Task instructions.
Return the data exactly, with all pictures removed.

>>>

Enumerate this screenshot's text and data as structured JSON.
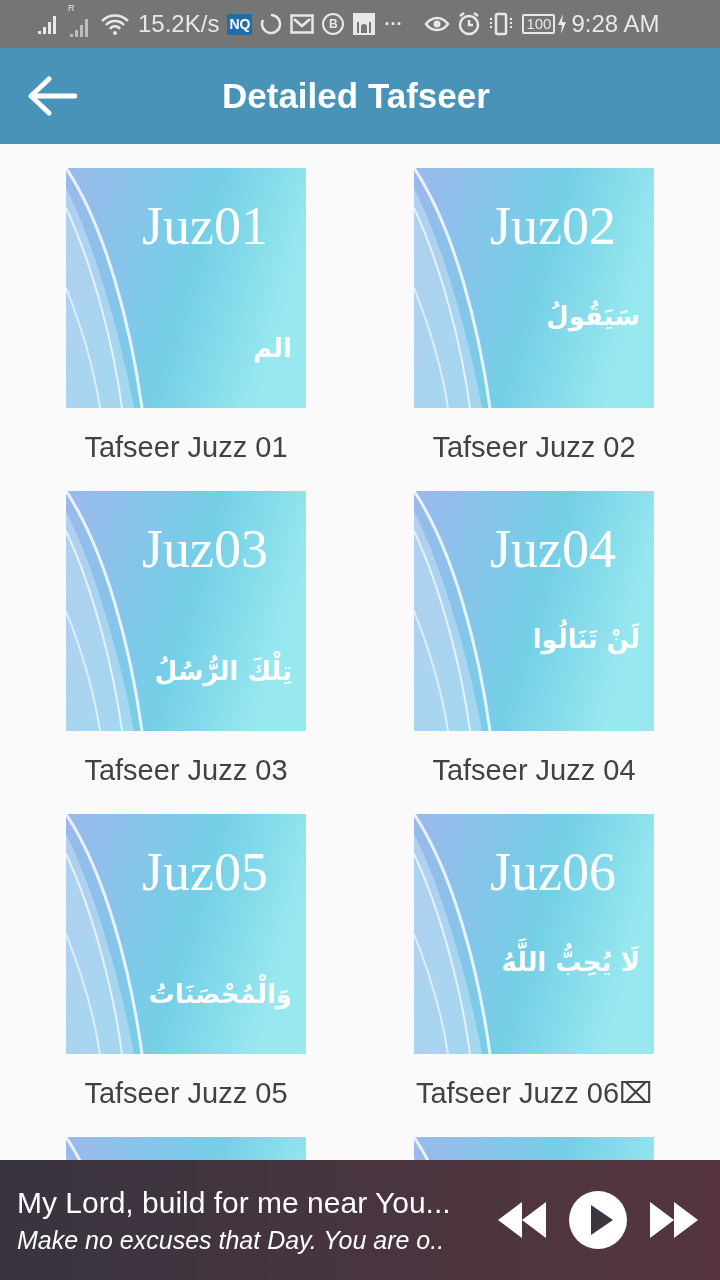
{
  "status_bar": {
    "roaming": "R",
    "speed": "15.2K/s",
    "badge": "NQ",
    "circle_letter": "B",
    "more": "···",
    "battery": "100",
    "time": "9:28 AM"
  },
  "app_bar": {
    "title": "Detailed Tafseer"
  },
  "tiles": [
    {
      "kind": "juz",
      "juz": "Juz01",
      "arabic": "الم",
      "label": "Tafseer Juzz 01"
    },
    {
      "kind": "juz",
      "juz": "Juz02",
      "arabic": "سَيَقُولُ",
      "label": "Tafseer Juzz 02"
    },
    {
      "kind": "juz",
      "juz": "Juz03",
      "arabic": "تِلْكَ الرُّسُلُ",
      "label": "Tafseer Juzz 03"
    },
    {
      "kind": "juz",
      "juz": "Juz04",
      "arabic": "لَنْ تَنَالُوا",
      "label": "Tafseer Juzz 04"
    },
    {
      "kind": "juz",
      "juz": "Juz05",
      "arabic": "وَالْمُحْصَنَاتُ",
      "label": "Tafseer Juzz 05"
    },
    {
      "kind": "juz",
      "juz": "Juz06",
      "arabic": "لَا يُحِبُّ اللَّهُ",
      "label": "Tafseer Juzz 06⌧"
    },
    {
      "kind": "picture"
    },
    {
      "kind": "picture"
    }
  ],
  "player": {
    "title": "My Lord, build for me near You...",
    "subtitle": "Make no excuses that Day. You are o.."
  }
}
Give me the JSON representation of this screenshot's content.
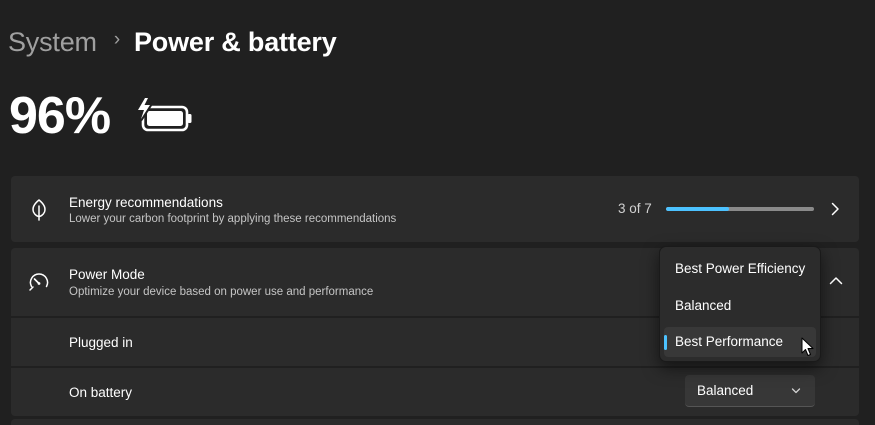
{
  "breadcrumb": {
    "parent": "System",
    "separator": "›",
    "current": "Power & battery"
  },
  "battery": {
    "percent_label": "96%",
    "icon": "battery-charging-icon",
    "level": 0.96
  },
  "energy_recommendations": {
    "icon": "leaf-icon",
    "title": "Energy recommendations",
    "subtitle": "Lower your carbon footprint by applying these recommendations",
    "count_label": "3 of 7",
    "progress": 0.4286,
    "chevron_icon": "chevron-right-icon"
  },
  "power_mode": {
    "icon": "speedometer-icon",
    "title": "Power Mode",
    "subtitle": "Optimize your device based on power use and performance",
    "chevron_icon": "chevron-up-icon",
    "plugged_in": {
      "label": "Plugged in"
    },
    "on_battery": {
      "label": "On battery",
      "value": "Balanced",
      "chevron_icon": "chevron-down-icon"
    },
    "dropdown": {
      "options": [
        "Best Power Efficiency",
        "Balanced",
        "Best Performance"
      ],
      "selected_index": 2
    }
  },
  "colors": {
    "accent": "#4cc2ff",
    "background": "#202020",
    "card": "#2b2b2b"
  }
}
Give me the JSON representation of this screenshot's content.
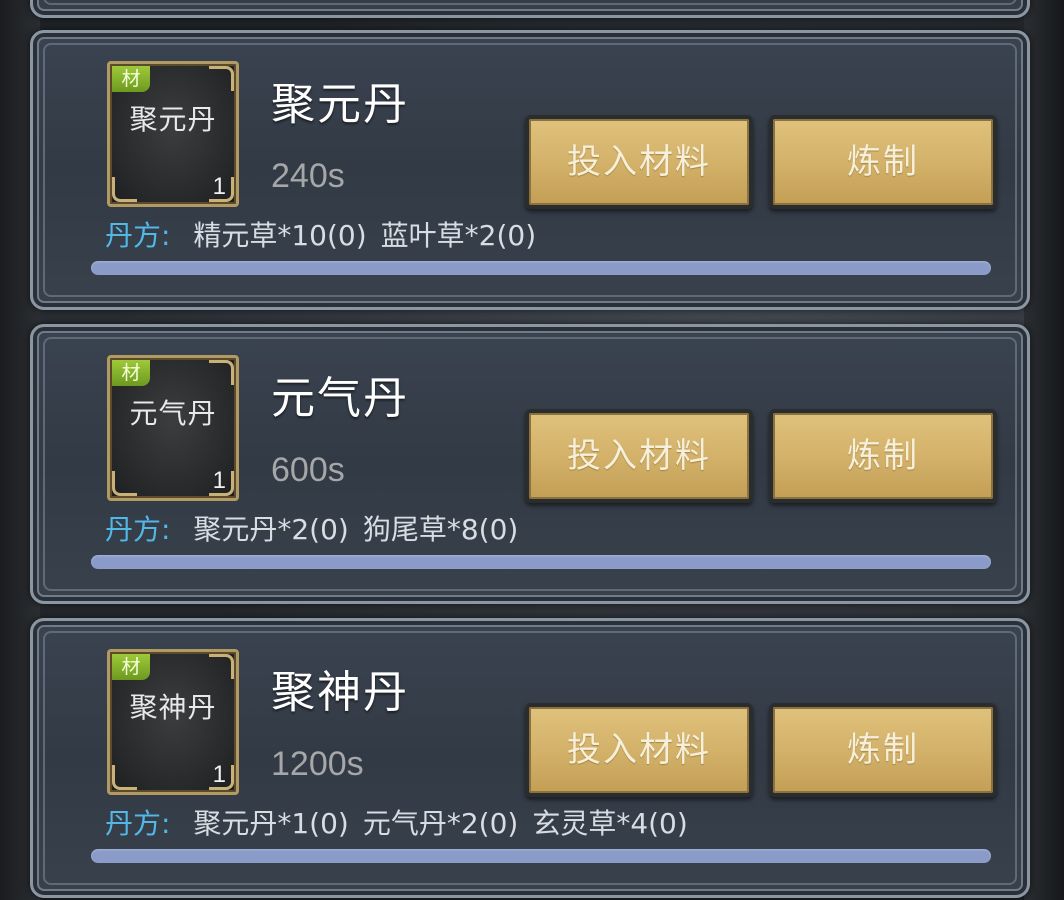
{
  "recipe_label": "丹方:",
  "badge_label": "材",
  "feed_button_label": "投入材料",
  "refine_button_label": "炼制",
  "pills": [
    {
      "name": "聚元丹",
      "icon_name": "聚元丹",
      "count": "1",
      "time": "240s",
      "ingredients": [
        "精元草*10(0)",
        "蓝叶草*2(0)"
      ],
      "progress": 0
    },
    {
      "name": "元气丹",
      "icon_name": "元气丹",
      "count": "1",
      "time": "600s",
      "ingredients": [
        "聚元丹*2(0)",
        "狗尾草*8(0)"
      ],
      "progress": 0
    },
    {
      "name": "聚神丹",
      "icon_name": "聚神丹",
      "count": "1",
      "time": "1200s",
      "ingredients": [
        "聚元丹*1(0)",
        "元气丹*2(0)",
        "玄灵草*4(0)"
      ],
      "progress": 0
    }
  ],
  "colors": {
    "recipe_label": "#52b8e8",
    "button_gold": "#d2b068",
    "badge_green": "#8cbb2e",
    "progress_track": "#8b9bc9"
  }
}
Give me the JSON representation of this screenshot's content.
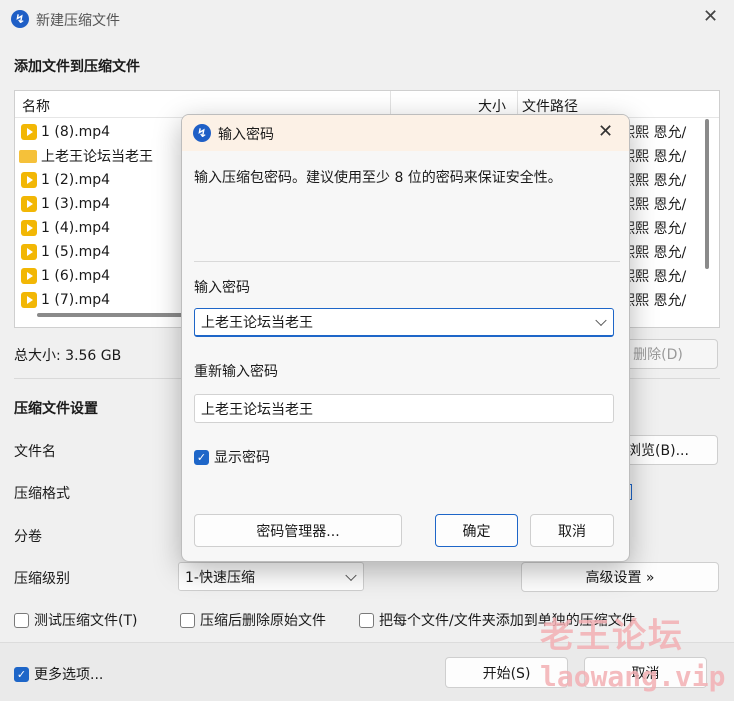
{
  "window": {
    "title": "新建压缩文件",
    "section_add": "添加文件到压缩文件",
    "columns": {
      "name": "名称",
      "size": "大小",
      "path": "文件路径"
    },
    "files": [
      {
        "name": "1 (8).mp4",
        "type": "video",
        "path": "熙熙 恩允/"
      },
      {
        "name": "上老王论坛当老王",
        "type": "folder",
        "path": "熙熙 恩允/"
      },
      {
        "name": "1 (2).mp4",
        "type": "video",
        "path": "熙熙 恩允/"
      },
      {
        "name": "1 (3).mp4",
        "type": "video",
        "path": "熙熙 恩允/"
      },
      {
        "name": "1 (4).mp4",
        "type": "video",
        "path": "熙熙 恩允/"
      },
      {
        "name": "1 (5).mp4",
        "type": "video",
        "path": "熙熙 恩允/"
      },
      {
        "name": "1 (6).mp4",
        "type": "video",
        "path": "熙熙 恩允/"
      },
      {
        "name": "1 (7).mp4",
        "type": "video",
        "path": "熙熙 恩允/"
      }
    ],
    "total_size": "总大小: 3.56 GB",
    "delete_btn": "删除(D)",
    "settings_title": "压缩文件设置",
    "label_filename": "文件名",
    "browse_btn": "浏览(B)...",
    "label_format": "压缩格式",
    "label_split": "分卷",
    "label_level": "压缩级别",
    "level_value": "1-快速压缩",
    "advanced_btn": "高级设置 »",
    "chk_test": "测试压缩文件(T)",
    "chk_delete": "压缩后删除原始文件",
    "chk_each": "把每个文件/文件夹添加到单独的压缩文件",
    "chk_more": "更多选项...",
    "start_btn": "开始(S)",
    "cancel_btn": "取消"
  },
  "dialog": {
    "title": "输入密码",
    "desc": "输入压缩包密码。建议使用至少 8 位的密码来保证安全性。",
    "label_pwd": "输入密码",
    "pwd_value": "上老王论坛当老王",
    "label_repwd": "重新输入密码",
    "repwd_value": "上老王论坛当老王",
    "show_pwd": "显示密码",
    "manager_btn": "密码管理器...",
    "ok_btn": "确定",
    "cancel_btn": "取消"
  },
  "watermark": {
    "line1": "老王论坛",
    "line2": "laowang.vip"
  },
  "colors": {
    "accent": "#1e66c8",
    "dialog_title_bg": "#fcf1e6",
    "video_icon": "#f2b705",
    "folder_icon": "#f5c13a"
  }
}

<<<

Result of this task.
Enumerate this screenshot's text and data as structured JSON.
{
  "status_bar": {
    "roaming": "R",
    "speed": "15.2K/s",
    "badge": "NQ",
    "circle_letter": "B",
    "more": "···",
    "battery": "100",
    "time": "9:28 AM"
  },
  "app_bar": {
    "title": "Detailed Tafseer"
  },
  "tiles": [
    {
      "kind": "juz",
      "juz": "Juz01",
      "arabic": "الم",
      "label": "Tafseer Juzz 01"
    },
    {
      "kind": "juz",
      "juz": "Juz02",
      "arabic": "سَيَقُولُ",
      "label": "Tafseer Juzz 02"
    },
    {
      "kind": "juz",
      "juz": "Juz03",
      "arabic": "تِلْكَ الرُّسُلُ",
      "label": "Tafseer Juzz 03"
    },
    {
      "kind": "juz",
      "juz": "Juz04",
      "arabic": "لَنْ تَنَالُوا",
      "label": "Tafseer Juzz 04"
    },
    {
      "kind": "juz",
      "juz": "Juz05",
      "arabic": "وَالْمُحْصَنَاتُ",
      "label": "Tafseer Juzz 05"
    },
    {
      "kind": "juz",
      "juz": "Juz06",
      "arabic": "لَا يُحِبُّ اللَّهُ",
      "label": "Tafseer Juzz 06⌧"
    },
    {
      "kind": "picture"
    },
    {
      "kind": "picture"
    }
  ],
  "player": {
    "title": "My Lord, build for me near You...",
    "subtitle": "Make no excuses that Day. You are o.."
  }
}
Give me the JSON representation of this screenshot's content.
{
  "breadcrumb": {
    "parent": "System",
    "separator": "›",
    "current": "Power & battery"
  },
  "battery": {
    "percent_label": "96%",
    "icon": "battery-charging-icon",
    "level": 0.96
  },
  "energy_recommendations": {
    "icon": "leaf-icon",
    "title": "Energy recommendations",
    "subtitle": "Lower your carbon footprint by applying these recommendations",
    "count_label": "3 of 7",
    "progress": 0.4286,
    "chevron_icon": "chevron-right-icon"
  },
  "power_mode": {
    "icon": "speedometer-icon",
    "title": "Power Mode",
    "subtitle": "Optimize your device based on power use and performance",
    "chevron_icon": "chevron-up-icon",
    "plugged_in": {
      "label": "Plugged in"
    },
    "on_battery": {
      "label": "On battery",
      "value": "Balanced",
      "chevron_icon": "chevron-down-icon"
    },
    "dropdown": {
      "options": [
        "Best Power Efficiency",
        "Balanced",
        "Best Performance"
      ],
      "selected_index": 2
    }
  },
  "colors": {
    "accent": "#4cc2ff",
    "background": "#202020",
    "card": "#2b2b2b"
  }
}
Give me the JSON representation of this screenshot's content.
{
  "recipe_label": "丹方:",
  "badge_label": "材",
  "feed_button_label": "投入材料",
  "refine_button_label": "炼制",
  "pills": [
    {
      "name": "聚元丹",
      "icon_name": "聚元丹",
      "count": "1",
      "time": "240s",
      "ingredients": [
        "精元草*10(0)",
        "蓝叶草*2(0)"
      ],
      "progress": 0
    },
    {
      "name": "元气丹",
      "icon_name": "元气丹",
      "count": "1",
      "time": "600s",
      "ingredients": [
        "聚元丹*2(0)",
        "狗尾草*8(0)"
      ],
      "progress": 0
    },
    {
      "name": "聚神丹",
      "icon_name": "聚神丹",
      "count": "1",
      "time": "1200s",
      "ingredients": [
        "聚元丹*1(0)",
        "元气丹*2(0)",
        "玄灵草*4(0)"
      ],
      "progress": 0
    }
  ],
  "colors": {
    "recipe_label": "#52b8e8",
    "button_gold": "#d2b068",
    "badge_green": "#8cbb2e",
    "progress_track": "#8b9bc9"
  }
}
Give me the JSON representation of this screenshot's content.
{
  "window": {
    "title": "新建压缩文件",
    "section_add": "添加文件到压缩文件",
    "columns": {
      "name": "名称",
      "size": "大小",
      "path": "文件路径"
    },
    "files": [
      {
        "name": "1 (8).mp4",
        "type": "video",
        "path": "熙熙 恩允/"
      },
      {
        "name": "上老王论坛当老王",
        "type": "folder",
        "path": "熙熙 恩允/"
      },
      {
        "name": "1 (2).mp4",
        "type": "video",
        "path": "熙熙 恩允/"
      },
      {
        "name": "1 (3).mp4",
        "type": "video",
        "path": "熙熙 恩允/"
      },
      {
        "name": "1 (4).mp4",
        "type": "video",
        "path": "熙熙 恩允/"
      },
      {
        "name": "1 (5).mp4",
        "type": "video",
        "path": "熙熙 恩允/"
      },
      {
        "name": "1 (6).mp4",
        "type": "video",
        "path": "熙熙 恩允/"
      },
      {
        "name": "1 (7).mp4",
        "type": "video",
        "path": "熙熙 恩允/"
      }
    ],
    "total_size": "总大小: 3.56 GB",
    "delete_btn": "删除(D)",
    "settings_title": "压缩文件设置",
    "label_filename": "文件名",
    "browse_btn": "浏览(B)...",
    "label_format": "压缩格式",
    "label_split": "分卷",
    "label_level": "压缩级别",
    "level_value": "1-快速压缩",
    "advanced_btn": "高级设置 »",
    "chk_test": "测试压缩文件(T)",
    "chk_delete": "压缩后删除原始文件",
    "chk_each": "把每个文件/文件夹添加到单独的压缩文件",
    "chk_more": "更多选项...",
    "start_btn": "开始(S)",
    "cancel_btn": "取消"
  },
  "dialog": {
    "title": "输入密码",
    "desc": "输入压缩包密码。建议使用至少 8 位的密码来保证安全性。",
    "label_pwd": "输入密码",
    "pwd_value": "上老王论坛当老王",
    "label_repwd": "重新输入密码",
    "repwd_value": "上老王论坛当老王",
    "show_pwd": "显示密码",
    "manager_btn": "密码管理器...",
    "ok_btn": "确定",
    "cancel_btn": "取消"
  },
  "watermark": {
    "line1": "老王论坛",
    "line2": "laowang.vip"
  },
  "colors": {
    "accent": "#1e66c8",
    "dialog_title_bg": "#fcf1e6",
    "video_icon": "#f2b705",
    "folder_icon": "#f5c13a"
  }
}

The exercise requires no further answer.